>>>>>
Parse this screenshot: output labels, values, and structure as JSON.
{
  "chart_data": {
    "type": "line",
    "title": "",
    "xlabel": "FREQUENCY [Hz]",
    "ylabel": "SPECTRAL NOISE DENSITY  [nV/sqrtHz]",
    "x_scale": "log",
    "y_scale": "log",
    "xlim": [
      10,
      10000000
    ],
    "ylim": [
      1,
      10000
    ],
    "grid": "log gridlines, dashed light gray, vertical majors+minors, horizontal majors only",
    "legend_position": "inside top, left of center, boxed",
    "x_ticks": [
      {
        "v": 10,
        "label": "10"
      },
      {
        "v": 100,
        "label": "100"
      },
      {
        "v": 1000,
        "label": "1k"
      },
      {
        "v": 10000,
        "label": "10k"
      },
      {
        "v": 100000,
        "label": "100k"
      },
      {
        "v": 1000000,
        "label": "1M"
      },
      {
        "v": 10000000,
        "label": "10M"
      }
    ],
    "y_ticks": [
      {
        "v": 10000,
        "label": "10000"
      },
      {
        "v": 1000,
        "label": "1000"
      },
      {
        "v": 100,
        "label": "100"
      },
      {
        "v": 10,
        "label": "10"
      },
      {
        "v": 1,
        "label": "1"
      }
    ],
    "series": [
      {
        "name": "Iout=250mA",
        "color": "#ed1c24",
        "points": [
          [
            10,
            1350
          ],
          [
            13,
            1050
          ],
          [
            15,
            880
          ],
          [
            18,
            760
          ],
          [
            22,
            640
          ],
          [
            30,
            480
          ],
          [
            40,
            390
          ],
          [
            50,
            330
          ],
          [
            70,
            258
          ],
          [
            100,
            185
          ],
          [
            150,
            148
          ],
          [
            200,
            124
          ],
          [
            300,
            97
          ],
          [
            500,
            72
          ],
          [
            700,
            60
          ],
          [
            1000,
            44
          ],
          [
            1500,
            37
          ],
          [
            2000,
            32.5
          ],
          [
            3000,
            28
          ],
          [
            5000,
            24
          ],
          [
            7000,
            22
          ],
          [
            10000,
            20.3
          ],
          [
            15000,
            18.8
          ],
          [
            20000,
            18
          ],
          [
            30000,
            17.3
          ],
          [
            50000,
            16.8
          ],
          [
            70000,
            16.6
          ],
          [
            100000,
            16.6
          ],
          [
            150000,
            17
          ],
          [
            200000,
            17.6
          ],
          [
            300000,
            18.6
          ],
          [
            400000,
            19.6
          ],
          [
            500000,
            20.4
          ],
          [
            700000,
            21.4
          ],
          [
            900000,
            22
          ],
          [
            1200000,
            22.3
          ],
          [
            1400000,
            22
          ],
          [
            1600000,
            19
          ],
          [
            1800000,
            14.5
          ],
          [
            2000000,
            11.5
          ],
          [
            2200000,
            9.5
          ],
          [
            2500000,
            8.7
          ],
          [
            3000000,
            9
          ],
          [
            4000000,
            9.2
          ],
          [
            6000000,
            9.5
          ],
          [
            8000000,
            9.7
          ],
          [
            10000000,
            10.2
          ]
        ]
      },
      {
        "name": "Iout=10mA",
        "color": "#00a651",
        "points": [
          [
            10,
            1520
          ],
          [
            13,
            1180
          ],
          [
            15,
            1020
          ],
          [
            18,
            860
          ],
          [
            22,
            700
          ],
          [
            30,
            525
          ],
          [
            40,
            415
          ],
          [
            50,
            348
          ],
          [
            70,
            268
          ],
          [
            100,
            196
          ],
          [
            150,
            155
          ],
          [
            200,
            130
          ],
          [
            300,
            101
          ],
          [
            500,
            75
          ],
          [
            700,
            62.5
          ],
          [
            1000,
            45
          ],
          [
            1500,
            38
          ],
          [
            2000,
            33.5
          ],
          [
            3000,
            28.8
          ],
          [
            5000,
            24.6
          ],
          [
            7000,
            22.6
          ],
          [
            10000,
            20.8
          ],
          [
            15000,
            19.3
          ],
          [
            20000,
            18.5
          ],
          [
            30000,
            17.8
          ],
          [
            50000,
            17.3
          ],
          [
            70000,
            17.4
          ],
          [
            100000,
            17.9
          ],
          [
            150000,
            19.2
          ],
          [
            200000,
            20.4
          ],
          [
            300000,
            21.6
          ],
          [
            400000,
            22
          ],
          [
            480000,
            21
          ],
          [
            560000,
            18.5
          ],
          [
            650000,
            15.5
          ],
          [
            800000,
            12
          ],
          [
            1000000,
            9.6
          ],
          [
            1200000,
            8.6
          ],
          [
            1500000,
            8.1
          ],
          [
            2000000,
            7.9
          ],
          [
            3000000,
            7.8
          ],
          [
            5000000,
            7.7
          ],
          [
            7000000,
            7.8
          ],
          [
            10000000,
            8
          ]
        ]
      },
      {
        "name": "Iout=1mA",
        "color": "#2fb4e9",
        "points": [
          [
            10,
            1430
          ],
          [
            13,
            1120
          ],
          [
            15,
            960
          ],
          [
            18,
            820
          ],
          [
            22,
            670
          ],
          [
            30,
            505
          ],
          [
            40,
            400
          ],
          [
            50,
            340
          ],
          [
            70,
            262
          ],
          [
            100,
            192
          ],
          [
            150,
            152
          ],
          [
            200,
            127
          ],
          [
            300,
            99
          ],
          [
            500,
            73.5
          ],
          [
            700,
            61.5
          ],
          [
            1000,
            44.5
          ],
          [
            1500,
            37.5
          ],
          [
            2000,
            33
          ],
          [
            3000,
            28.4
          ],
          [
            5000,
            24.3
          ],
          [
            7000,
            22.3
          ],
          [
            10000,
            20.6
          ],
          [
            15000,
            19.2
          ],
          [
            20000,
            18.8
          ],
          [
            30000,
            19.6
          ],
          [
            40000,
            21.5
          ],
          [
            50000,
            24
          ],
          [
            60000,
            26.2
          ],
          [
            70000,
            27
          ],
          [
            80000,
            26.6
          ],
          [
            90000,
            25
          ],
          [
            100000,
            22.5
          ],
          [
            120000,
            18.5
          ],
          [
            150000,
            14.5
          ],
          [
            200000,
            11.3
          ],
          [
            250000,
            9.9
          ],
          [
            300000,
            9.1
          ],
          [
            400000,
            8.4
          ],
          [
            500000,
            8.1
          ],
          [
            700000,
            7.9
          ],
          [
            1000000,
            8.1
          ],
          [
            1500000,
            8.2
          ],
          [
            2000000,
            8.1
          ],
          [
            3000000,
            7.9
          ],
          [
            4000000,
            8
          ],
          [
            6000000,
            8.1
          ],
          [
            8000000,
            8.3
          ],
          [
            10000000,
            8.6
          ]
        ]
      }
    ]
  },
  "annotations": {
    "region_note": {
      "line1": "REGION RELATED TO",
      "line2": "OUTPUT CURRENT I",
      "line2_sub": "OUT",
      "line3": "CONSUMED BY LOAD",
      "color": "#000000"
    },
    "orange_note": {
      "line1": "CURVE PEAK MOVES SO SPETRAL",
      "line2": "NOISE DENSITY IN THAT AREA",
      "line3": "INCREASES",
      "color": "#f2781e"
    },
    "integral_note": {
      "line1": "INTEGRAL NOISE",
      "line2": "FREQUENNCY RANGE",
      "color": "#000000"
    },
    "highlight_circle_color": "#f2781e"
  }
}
<<<<<
:: Task to complete ::
Make an exact copy of the material above.

:: Complete output ::
Parse this screenshot: output labels, values, and structure as JSON.
{
  "chart_data": {
    "type": "line",
    "title": "",
    "xlabel": "FREQUENCY [Hz]",
    "ylabel": "SPECTRAL NOISE DENSITY  [nV/sqrtHz]",
    "x_scale": "log",
    "y_scale": "log",
    "xlim": [
      10,
      10000000
    ],
    "ylim": [
      1,
      10000
    ],
    "grid": "log gridlines, dashed light gray, vertical majors+minors, horizontal majors only",
    "legend_position": "inside top, left of center, boxed",
    "x_ticks": [
      {
        "v": 10,
        "label": "10"
      },
      {
        "v": 100,
        "label": "100"
      },
      {
        "v": 1000,
        "label": "1k"
      },
      {
        "v": 10000,
        "label": "10k"
      },
      {
        "v": 100000,
        "label": "100k"
      },
      {
        "v": 1000000,
        "label": "1M"
      },
      {
        "v": 10000000,
        "label": "10M"
      }
    ],
    "y_ticks": [
      {
        "v": 10000,
        "label": "10000"
      },
      {
        "v": 1000,
        "label": "1000"
      },
      {
        "v": 100,
        "label": "100"
      },
      {
        "v": 10,
        "label": "10"
      },
      {
        "v": 1,
        "label": "1"
      }
    ],
    "series": [
      {
        "name": "Iout=250mA",
        "color": "#ed1c24",
        "points": [
          [
            10,
            1350
          ],
          [
            13,
            1050
          ],
          [
            15,
            880
          ],
          [
            18,
            760
          ],
          [
            22,
            640
          ],
          [
            30,
            480
          ],
          [
            40,
            390
          ],
          [
            50,
            330
          ],
          [
            70,
            258
          ],
          [
            100,
            185
          ],
          [
            150,
            148
          ],
          [
            200,
            124
          ],
          [
            300,
            97
          ],
          [
            500,
            72
          ],
          [
            700,
            60
          ],
          [
            1000,
            44
          ],
          [
            1500,
            37
          ],
          [
            2000,
            32.5
          ],
          [
            3000,
            28
          ],
          [
            5000,
            24
          ],
          [
            7000,
            22
          ],
          [
            10000,
            20.3
          ],
          [
            15000,
            18.8
          ],
          [
            20000,
            18
          ],
          [
            30000,
            17.3
          ],
          [
            50000,
            16.8
          ],
          [
            70000,
            16.6
          ],
          [
            100000,
            16.6
          ],
          [
            150000,
            17
          ],
          [
            200000,
            17.6
          ],
          [
            300000,
            18.6
          ],
          [
            400000,
            19.6
          ],
          [
            500000,
            20.4
          ],
          [
            700000,
            21.4
          ],
          [
            900000,
            22
          ],
          [
            1200000,
            22.3
          ],
          [
            1400000,
            22
          ],
          [
            1600000,
            19
          ],
          [
            1800000,
            14.5
          ],
          [
            2000000,
            11.5
          ],
          [
            2200000,
            9.5
          ],
          [
            2500000,
            8.7
          ],
          [
            3000000,
            9
          ],
          [
            4000000,
            9.2
          ],
          [
            6000000,
            9.5
          ],
          [
            8000000,
            9.7
          ],
          [
            10000000,
            10.2
          ]
        ]
      },
      {
        "name": "Iout=10mA",
        "color": "#00a651",
        "points": [
          [
            10,
            1520
          ],
          [
            13,
            1180
          ],
          [
            15,
            1020
          ],
          [
            18,
            860
          ],
          [
            22,
            700
          ],
          [
            30,
            525
          ],
          [
            40,
            415
          ],
          [
            50,
            348
          ],
          [
            70,
            268
          ],
          [
            100,
            196
          ],
          [
            150,
            155
          ],
          [
            200,
            130
          ],
          [
            300,
            101
          ],
          [
            500,
            75
          ],
          [
            700,
            62.5
          ],
          [
            1000,
            45
          ],
          [
            1500,
            38
          ],
          [
            2000,
            33.5
          ],
          [
            3000,
            28.8
          ],
          [
            5000,
            24.6
          ],
          [
            7000,
            22.6
          ],
          [
            10000,
            20.8
          ],
          [
            15000,
            19.3
          ],
          [
            20000,
            18.5
          ],
          [
            30000,
            17.8
          ],
          [
            50000,
            17.3
          ],
          [
            70000,
            17.4
          ],
          [
            100000,
            17.9
          ],
          [
            150000,
            19.2
          ],
          [
            200000,
            20.4
          ],
          [
            300000,
            21.6
          ],
          [
            400000,
            22
          ],
          [
            480000,
            21
          ],
          [
            560000,
            18.5
          ],
          [
            650000,
            15.5
          ],
          [
            800000,
            12
          ],
          [
            1000000,
            9.6
          ],
          [
            1200000,
            8.6
          ],
          [
            1500000,
            8.1
          ],
          [
            2000000,
            7.9
          ],
          [
            3000000,
            7.8
          ],
          [
            5000000,
            7.7
          ],
          [
            7000000,
            7.8
          ],
          [
            10000000,
            8
          ]
        ]
      },
      {
        "name": "Iout=1mA",
        "color": "#2fb4e9",
        "points": [
          [
            10,
            1430
          ],
          [
            13,
            1120
          ],
          [
            15,
            960
          ],
          [
            18,
            820
          ],
          [
            22,
            670
          ],
          [
            30,
            505
          ],
          [
            40,
            400
          ],
          [
            50,
            340
          ],
          [
            70,
            262
          ],
          [
            100,
            192
          ],
          [
            150,
            152
          ],
          [
            200,
            127
          ],
          [
            300,
            99
          ],
          [
            500,
            73.5
          ],
          [
            700,
            61.5
          ],
          [
            1000,
            44.5
          ],
          [
            1500,
            37.5
          ],
          [
            2000,
            33
          ],
          [
            3000,
            28.4
          ],
          [
            5000,
            24.3
          ],
          [
            7000,
            22.3
          ],
          [
            10000,
            20.6
          ],
          [
            15000,
            19.2
          ],
          [
            20000,
            18.8
          ],
          [
            30000,
            19.6
          ],
          [
            40000,
            21.5
          ],
          [
            50000,
            24
          ],
          [
            60000,
            26.2
          ],
          [
            70000,
            27
          ],
          [
            80000,
            26.6
          ],
          [
            90000,
            25
          ],
          [
            100000,
            22.5
          ],
          [
            120000,
            18.5
          ],
          [
            150000,
            14.5
          ],
          [
            200000,
            11.3
          ],
          [
            250000,
            9.9
          ],
          [
            300000,
            9.1
          ],
          [
            400000,
            8.4
          ],
          [
            500000,
            8.1
          ],
          [
            700000,
            7.9
          ],
          [
            1000000,
            8.1
          ],
          [
            1500000,
            8.2
          ],
          [
            2000000,
            8.1
          ],
          [
            3000000,
            7.9
          ],
          [
            4000000,
            8
          ],
          [
            6000000,
            8.1
          ],
          [
            8000000,
            8.3
          ],
          [
            10000000,
            8.6
          ]
        ]
      }
    ]
  },
  "annotations": {
    "region_note": {
      "line1": "REGION RELATED TO",
      "line2": "OUTPUT CURRENT I",
      "line2_sub": "OUT",
      "line3": "CONSUMED BY LOAD",
      "color": "#000000"
    },
    "orange_note": {
      "line1": "CURVE PEAK MOVES SO SPETRAL",
      "line2": "NOISE DENSITY IN THAT AREA",
      "line3": "INCREASES",
      "color": "#f2781e"
    },
    "integral_note": {
      "line1": "INTEGRAL NOISE",
      "line2": "FREQUENNCY RANGE",
      "color": "#000000"
    },
    "highlight_circle_color": "#f2781e"
  }
}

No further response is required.